### YOUR TASK
Using the listing below, please gather every line containing the word "true".

Data entries
★ ★ ★
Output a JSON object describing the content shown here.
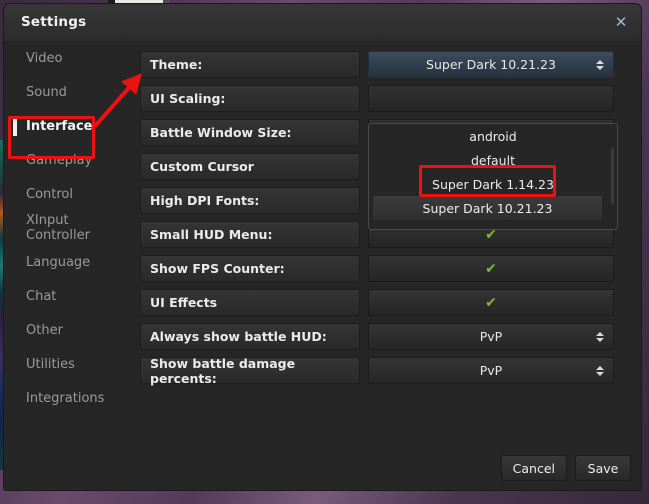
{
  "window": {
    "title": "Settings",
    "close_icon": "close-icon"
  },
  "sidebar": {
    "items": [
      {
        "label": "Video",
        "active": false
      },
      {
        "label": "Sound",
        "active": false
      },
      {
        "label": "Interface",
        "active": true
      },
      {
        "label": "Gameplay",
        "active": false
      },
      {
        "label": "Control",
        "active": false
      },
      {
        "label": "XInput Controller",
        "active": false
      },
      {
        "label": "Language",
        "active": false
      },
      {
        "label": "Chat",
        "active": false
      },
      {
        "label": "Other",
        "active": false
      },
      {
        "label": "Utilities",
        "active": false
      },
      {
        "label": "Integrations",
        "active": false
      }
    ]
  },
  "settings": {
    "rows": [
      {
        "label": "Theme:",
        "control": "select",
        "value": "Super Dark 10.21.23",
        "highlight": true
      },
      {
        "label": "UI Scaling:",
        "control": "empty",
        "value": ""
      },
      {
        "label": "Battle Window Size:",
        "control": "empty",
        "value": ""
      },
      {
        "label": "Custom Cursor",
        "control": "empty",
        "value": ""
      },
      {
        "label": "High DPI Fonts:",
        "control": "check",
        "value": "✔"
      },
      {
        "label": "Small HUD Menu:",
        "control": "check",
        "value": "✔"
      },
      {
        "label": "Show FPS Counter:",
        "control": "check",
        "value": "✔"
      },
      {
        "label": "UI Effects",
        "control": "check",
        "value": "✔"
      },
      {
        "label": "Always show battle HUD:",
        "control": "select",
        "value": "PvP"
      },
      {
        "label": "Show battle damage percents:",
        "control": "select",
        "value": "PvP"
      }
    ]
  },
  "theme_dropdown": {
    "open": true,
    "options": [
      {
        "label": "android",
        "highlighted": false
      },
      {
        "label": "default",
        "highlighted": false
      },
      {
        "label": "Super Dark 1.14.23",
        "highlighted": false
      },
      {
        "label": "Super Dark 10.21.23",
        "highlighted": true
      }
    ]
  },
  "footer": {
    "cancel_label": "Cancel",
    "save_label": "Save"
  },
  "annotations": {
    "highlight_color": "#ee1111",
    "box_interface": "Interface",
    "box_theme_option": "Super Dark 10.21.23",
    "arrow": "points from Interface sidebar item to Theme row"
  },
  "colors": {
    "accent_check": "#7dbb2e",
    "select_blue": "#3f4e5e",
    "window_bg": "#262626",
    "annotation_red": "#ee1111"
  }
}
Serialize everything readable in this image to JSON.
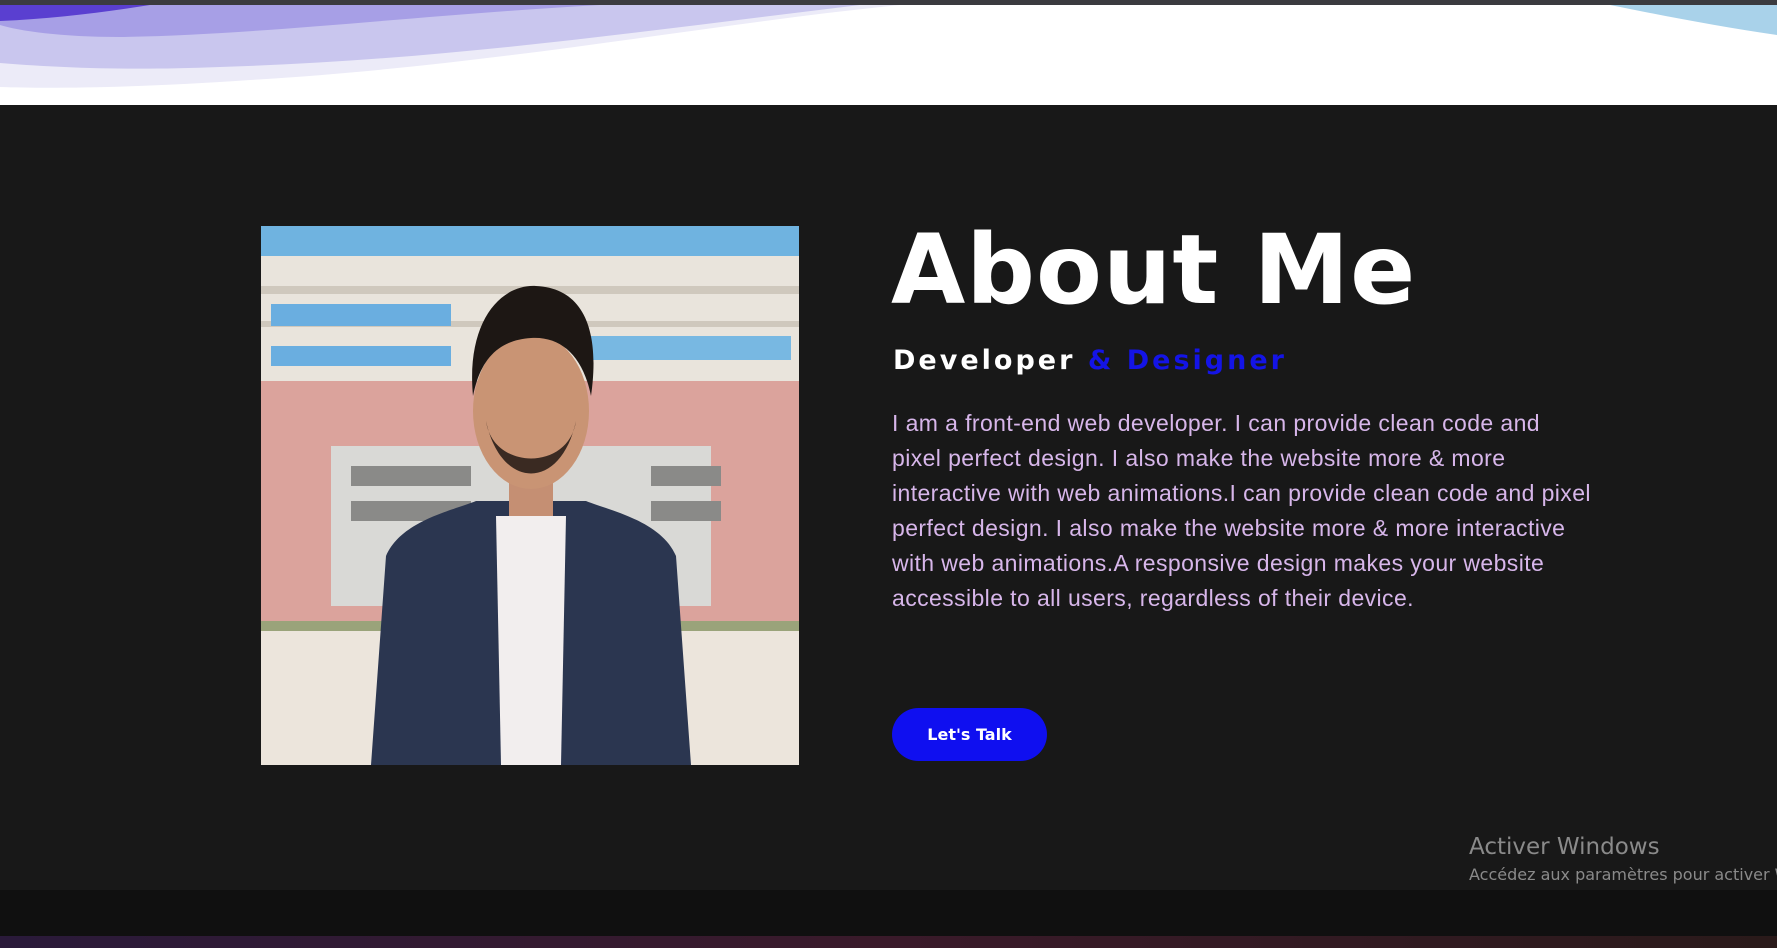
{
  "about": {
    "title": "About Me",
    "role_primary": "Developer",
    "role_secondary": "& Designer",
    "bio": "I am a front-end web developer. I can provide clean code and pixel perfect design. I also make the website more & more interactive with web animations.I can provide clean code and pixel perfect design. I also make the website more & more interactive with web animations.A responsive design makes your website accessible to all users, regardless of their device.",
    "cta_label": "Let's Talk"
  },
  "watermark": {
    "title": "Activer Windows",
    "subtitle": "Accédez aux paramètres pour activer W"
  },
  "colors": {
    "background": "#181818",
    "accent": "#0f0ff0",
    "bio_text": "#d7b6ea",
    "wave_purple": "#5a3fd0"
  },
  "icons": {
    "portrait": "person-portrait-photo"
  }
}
★ ★ ★
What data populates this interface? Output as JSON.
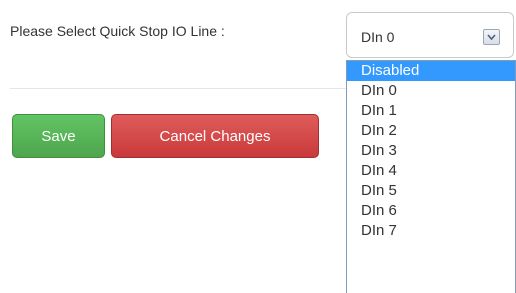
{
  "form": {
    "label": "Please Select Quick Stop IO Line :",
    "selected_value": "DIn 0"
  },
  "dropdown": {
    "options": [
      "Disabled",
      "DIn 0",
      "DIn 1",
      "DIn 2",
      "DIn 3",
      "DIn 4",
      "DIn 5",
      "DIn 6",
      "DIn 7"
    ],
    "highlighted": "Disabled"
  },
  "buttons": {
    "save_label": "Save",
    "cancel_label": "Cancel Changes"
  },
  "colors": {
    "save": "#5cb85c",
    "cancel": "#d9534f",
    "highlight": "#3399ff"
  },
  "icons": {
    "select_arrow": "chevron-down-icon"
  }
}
★ ★ ★
### RESULT OF THIS TASK
        "active": true
        "highlight": true
    "open": true,
        "highlighted": true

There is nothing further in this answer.